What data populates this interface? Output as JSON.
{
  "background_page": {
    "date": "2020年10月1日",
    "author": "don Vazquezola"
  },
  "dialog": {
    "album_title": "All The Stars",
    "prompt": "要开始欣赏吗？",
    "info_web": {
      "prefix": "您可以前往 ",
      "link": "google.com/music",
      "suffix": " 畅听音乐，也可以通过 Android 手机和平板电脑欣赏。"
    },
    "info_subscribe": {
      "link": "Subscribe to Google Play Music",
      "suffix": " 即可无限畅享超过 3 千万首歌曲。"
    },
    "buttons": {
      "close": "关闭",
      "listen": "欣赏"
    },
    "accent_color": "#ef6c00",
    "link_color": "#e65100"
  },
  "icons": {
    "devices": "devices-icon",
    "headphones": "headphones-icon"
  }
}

▶ _Exercise brief_: Type out all of the material again, word for word.

▶ _In response_:
What data populates this interface? Output as JSON.
{
  "background_page": {
    "date": "2020年10月1日",
    "author": "don Vazquezola"
  },
  "dialog": {
    "album_title": "All The Stars",
    "prompt": "要开始欣赏吗？",
    "info_web": {
      "prefix": "您可以前往 ",
      "link": "google.com/music",
      "suffix": " 畅听音乐，也可以通过 Android 手机和平板电脑欣赏。"
    },
    "info_subscribe": {
      "link": "Subscribe to Google Play Music",
      "suffix": " 即可无限畅享超过 3 千万首歌曲。"
    },
    "buttons": {
      "close": "关闭",
      "listen": "欣赏"
    },
    "accent_color": "#ef6c00",
    "link_color": "#e65100"
  },
  "icons": {
    "devices": "devices-icon",
    "headphones": "headphones-icon"
  }
}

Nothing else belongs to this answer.